Problem statement: Copy out all of the material exactly.
>> start
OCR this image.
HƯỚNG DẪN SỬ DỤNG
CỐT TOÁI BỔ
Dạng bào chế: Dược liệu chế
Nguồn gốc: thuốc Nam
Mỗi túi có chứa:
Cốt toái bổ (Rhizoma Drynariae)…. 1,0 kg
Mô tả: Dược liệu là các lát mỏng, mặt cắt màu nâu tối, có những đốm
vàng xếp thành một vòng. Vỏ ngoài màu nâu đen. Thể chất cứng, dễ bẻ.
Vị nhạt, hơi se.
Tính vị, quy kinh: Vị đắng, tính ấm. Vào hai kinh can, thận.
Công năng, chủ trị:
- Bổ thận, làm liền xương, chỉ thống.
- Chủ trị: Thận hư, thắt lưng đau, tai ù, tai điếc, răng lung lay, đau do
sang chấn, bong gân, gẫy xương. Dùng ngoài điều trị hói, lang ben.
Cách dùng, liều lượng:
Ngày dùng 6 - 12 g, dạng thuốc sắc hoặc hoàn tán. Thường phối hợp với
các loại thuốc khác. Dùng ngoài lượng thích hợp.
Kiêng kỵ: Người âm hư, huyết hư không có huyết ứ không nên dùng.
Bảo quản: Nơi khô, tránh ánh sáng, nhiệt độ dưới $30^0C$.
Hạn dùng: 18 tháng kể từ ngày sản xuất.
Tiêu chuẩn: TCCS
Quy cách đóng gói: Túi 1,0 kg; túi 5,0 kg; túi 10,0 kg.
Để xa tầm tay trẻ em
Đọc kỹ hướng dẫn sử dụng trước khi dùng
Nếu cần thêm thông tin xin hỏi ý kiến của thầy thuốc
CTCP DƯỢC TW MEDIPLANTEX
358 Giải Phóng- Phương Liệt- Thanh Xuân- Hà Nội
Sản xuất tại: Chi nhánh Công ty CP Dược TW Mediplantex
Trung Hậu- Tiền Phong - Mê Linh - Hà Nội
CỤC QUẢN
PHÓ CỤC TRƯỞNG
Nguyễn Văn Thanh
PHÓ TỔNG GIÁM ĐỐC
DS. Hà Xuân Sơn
>> end
Correct response:
OCR this image.
HƯỚNG DẪN SỬ DỤNG
CỐT TOÁI BỔ
Dạng bào chế: Dược liệu chế
Nguồn gốc: thuốc Nam
Mỗi túi có chứa:
Cốt toái bổ (Rhizoma Drynariae)…. 1,0 kg
Mô tả: Dược liệu là các lát mỏng, mặt cắt màu nâu tối, có những đốm
vàng xếp thành một vòng. Vỏ ngoài màu nâu đen. Thể chất cứng, dễ bẻ.
Vị nhạt, hơi se.
Tính vị, quy kinh: Vị đắng, tính ấm. Vào hai kinh can, thận.
Công năng, chủ trị:
- Bổ thận, làm liền xương, chỉ thống.
- Chủ trị: Thận hư, thắt lưng đau, tai ù, tai điếc, răng lung lay, đau do
sang chấn, bong gân, gẫy xương. Dùng ngoài điều trị hói, lang ben.
Cách dùng, liều lượng:
Ngày dùng 6 - 12 g, dạng thuốc sắc hoặc hoàn tán. Thường phối hợp với
các loại thuốc khác. Dùng ngoài lượng thích hợp.
Kiêng kỵ: Người âm hư, huyết hư không có huyết ứ không nên dùng.
Bảo quản: Nơi khô, tránh ánh sáng, nhiệt độ dưới $30^0C$.
Hạn dùng: 18 tháng kể từ ngày sản xuất.
Tiêu chuẩn: TCCS
Quy cách đóng gói: Túi 1,0 kg; túi 5,0 kg; túi 10,0 kg.
Để xa tầm tay trẻ em
Đọc kỹ hướng dẫn sử dụng trước khi dùng
Nếu cần thêm thông tin xin hỏi ý kiến của thầy thuốc
CTCP DƯỢC TW MEDIPLANTEX
358 Giải Phóng- Phương Liệt- Thanh Xuân- Hà Nội
Sản xuất tại: Chi nhánh Công ty CP Dược TW Mediplantex
Trung Hậu- Tiền Phong - Mê Linh - Hà Nội
CỤC QUẢN
PHÓ CỤC TRƯỞNG
Nguyễn Văn Thanh
PHÓ TỔNG GIÁM ĐỐC
DS. Hà Xuân Sơn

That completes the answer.